> _INSTRUCTIONS FOR THE TASK_:
Return each line of the records holding the string "khẩu".
====== EXERCISE MATERIAL ======
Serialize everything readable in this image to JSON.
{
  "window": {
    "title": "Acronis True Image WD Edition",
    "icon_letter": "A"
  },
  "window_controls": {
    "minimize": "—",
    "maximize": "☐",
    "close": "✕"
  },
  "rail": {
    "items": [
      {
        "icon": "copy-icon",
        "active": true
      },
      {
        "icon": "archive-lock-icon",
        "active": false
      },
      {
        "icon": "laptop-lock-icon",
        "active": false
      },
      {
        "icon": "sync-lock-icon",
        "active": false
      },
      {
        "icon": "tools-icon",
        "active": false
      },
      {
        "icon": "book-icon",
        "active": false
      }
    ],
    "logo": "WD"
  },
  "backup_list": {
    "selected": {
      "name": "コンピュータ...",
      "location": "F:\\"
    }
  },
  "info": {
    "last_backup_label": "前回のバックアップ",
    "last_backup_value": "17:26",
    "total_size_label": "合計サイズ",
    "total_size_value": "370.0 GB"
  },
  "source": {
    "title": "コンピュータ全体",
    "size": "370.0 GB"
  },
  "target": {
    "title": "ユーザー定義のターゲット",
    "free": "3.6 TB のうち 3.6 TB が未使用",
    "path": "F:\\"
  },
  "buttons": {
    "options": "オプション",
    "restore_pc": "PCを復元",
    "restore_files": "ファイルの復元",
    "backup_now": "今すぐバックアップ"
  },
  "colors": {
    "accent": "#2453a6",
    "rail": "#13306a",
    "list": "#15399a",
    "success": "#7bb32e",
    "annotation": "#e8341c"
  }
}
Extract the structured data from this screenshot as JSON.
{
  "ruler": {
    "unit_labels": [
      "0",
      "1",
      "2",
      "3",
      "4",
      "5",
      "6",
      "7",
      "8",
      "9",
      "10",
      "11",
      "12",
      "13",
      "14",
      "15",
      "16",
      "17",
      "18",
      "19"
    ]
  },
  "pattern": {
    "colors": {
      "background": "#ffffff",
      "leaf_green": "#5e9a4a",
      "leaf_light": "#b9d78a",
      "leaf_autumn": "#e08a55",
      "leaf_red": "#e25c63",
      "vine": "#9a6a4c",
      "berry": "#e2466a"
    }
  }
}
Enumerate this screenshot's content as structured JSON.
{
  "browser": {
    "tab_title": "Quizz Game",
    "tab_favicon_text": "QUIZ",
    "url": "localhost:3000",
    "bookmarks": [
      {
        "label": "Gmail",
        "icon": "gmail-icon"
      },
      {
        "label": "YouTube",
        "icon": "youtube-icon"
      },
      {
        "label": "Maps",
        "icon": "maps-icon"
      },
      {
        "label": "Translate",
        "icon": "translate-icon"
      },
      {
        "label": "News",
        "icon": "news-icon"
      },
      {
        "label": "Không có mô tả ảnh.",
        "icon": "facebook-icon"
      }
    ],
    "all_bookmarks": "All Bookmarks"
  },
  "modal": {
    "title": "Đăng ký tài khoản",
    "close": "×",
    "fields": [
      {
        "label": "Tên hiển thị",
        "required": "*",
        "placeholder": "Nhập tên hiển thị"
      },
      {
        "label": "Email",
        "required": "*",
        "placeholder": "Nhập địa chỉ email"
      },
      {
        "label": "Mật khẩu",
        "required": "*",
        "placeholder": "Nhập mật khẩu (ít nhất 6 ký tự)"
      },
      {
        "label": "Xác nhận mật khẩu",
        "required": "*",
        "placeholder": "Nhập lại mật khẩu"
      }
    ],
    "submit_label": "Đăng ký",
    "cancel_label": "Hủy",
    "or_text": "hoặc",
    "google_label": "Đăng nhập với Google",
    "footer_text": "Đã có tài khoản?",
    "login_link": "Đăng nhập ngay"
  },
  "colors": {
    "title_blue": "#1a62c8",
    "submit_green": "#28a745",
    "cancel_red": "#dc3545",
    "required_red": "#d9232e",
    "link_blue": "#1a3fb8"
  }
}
======
> _RESPONSE TO THE TASK_:
        "label": "Mật khẩu",
        "placeholder": "Nhập mật khẩu (ít nhất 6 ký tự)"
        "label": "Xác nhận mật khẩu",
        "placeholder": "Nhập lại mật khẩu"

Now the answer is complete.